## EXERCISE REQUIREMENTS
Write out all the data again, exactly as it stands.

··· DATA IN THIS EXERCISE ···

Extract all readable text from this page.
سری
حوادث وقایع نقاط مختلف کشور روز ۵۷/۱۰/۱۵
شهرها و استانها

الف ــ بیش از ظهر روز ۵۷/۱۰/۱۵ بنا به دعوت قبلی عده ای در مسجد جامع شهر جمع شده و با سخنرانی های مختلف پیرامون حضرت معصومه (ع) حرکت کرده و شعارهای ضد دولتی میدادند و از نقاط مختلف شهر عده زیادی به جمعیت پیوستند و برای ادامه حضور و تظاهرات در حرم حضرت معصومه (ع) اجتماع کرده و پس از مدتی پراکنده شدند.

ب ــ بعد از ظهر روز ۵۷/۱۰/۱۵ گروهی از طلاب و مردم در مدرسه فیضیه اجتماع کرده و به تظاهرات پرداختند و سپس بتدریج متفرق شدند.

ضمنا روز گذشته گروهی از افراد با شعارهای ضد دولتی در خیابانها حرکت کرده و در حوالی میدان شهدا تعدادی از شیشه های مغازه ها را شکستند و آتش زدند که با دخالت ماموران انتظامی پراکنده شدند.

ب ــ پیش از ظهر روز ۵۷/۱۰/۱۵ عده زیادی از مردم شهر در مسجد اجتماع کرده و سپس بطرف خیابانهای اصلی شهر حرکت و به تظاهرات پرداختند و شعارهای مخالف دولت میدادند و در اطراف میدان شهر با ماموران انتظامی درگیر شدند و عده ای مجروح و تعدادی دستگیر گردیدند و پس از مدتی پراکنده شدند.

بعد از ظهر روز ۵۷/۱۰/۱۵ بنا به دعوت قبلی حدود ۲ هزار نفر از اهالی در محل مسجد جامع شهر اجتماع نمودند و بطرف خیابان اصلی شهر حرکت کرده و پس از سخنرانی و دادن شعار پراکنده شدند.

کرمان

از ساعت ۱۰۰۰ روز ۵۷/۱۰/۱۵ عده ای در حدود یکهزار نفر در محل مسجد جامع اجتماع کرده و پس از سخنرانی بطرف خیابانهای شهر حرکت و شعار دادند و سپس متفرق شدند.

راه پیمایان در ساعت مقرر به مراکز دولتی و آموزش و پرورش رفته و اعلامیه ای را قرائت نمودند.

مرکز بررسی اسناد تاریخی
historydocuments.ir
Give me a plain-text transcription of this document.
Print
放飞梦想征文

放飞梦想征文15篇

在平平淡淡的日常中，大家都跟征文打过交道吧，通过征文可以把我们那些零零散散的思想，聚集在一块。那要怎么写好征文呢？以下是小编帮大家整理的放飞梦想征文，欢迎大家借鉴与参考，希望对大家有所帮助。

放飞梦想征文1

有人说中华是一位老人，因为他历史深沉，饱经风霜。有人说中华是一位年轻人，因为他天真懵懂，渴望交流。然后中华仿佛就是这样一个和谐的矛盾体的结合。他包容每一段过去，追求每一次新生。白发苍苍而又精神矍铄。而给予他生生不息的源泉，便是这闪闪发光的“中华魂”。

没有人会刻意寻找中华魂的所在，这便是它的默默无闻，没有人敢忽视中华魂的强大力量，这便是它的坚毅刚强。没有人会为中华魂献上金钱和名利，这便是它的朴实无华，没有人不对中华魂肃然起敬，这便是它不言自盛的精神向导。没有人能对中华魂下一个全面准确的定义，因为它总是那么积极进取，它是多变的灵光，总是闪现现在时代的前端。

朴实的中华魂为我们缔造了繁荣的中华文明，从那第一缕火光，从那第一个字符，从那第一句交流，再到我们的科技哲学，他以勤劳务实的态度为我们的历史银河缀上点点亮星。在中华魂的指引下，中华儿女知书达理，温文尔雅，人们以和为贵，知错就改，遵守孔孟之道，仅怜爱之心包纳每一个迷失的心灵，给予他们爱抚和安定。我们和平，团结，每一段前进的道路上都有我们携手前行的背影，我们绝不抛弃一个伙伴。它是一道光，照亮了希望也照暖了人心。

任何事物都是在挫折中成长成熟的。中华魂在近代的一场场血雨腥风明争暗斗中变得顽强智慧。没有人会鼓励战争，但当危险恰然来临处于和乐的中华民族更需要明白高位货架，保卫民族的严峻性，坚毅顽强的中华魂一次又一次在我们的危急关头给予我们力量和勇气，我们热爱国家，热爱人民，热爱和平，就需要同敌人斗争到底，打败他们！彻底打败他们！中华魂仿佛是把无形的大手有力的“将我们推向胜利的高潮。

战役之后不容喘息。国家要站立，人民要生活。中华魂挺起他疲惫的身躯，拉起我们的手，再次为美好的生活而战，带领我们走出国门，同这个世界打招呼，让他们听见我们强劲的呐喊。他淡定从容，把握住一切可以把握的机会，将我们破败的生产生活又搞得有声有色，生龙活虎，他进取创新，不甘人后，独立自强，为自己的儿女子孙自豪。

···

## EXERCISE OUTPUT
Extract all readable text from this page.
سری
حوادث وقایع نقاط مختلف کشور روز ۵۷/۱۰/۱۵
شهرها و استانها

الف ــ بیش از ظهر روز ۵۷/۱۰/۱۵ بنا به دعوت قبلی عده ای در مسجد جامع شهر جمع شده و با سخنرانی های مختلف پیرامون حضرت معصومه (ع) حرکت کرده و شعارهای ضد دولتی میدادند و از نقاط مختلف شهر عده زیادی به جمعیت پیوستند و برای ادامه حضور و تظاهرات در حرم حضرت معصومه (ع) اجتماع کرده و پس از مدتی پراکنده شدند.

ب ــ بعد از ظهر روز ۵۷/۱۰/۱۵ گروهی از طلاب و مردم در مدرسه فیضیه اجتماع کرده و به تظاهرات پرداختند و سپس بتدریج متفرق شدند.

ضمنا روز گذشته گروهی از افراد با شعارهای ضد دولتی در خیابانها حرکت کرده و در حوالی میدان شهدا تعدادی از شیشه های مغازه ها را شکستند و آتش زدند که با دخالت ماموران انتظامی پراکنده شدند.

ب ــ پیش از ظهر روز ۵۷/۱۰/۱۵ عده زیادی از مردم شهر در مسجد اجتماع کرده و سپس بطرف خیابانهای اصلی شهر حرکت و به تظاهرات پرداختند و شعارهای مخالف دولت میدادند و در اطراف میدان شهر با ماموران انتظامی درگیر شدند و عده ای مجروح و تعدادی دستگیر گردیدند و پس از مدتی پراکنده شدند.

بعد از ظهر روز ۵۷/۱۰/۱۵ بنا به دعوت قبلی حدود ۲ هزار نفر از اهالی در محل مسجد جامع شهر اجتماع نمودند و بطرف خیابان اصلی شهر حرکت کرده و پس از سخنرانی و دادن شعار پراکنده شدند.

کرمان

از ساعت ۱۰۰۰ روز ۵۷/۱۰/۱۵ عده ای در حدود یکهزار نفر در محل مسجد جامع اجتماع کرده و پس از سخنرانی بطرف خیابانهای شهر حرکت و شعار دادند و سپس متفرق شدند.

راه پیمایان در ساعت مقرر به مراکز دولتی و آموزش و پرورش رفته و اعلامیه ای را قرائت نمودند.

مرکز بررسی اسناد تاریخی
historydocuments.ir
Give me a plain-text transcription of this document.
Print
放飞梦想征文

放飞梦想征文15篇

在平平淡淡的日常中，大家都跟征文打过交道吧，通过征文可以把我们那些零零散散的思想，聚集在一块。那要怎么写好征文呢？以下是小编帮大家整理的放飞梦想征文，欢迎大家借鉴与参考，希望对大家有所帮助。

放飞梦想征文1

有人说中华是一位老人，因为他历史深沉，饱经风霜。有人说中华是一位年轻人，因为他天真懵懂，渴望交流。然后中华仿佛就是这样一个和谐的矛盾体的结合。他包容每一段过去，追求每一次新生。白发苍苍而又精神矍铄。而给予他生生不息的源泉，便是这闪闪发光的“中华魂”。

没有人会刻意寻找中华魂的所在，这便是它的默默无闻，没有人敢忽视中华魂的强大力量，这便是它的坚毅刚强。没有人会为中华魂献上金钱和名利，这便是它的朴实无华，没有人不对中华魂肃然起敬，这便是它不言自盛的精神向导。没有人能对中华魂下一个全面准确的定义，因为它总是那么积极进取，它是多变的灵光，总是闪现现在时代的前端。

朴实的中华魂为我们缔造了繁荣的中华文明，从那第一缕火光，从那第一个字符，从那第一句交流，再到我们的科技哲学，他以勤劳务实的态度为我们的历史银河缀上点点亮星。在中华魂的指引下，中华儿女知书达理，温文尔雅，人们以和为贵，知错就改，遵守孔孟之道，仅怜爱之心包纳每一个迷失的心灵，给予他们爱抚和安定。我们和平，团结，每一段前进的道路上都有我们携手前行的背影，我们绝不抛弃一个伙伴。它是一道光，照亮了希望也照暖了人心。

任何事物都是在挫折中成长成熟的。中华魂在近代的一场场血雨腥风明争暗斗中变得顽强智慧。没有人会鼓励战争，但当危险恰然来临处于和乐的中华民族更需要明白高位货架，保卫民族的严峻性，坚毅顽强的中华魂一次又一次在我们的危急关头给予我们力量和勇气，我们热爱国家，热爱人民，热爱和平，就需要同敌人斗争到底，打败他们！彻底打败他们！中华魂仿佛是把无形的大手有力的“将我们推向胜利的高潮。

战役之后不容喘息。国家要站立，人民要生活。中华魂挺起他疲惫的身躯，拉起我们的手，再次为美好的生活而战，带领我们走出国门，同这个世界打招呼，让他们听见我们强劲的呐喊。他淡定从容，把握住一切可以把握的机会，将我们破败的生产生活又搞得有声有色，生龙活虎，他进取创新，不甘人后，独立自强，为自己的儿女子孙自豪。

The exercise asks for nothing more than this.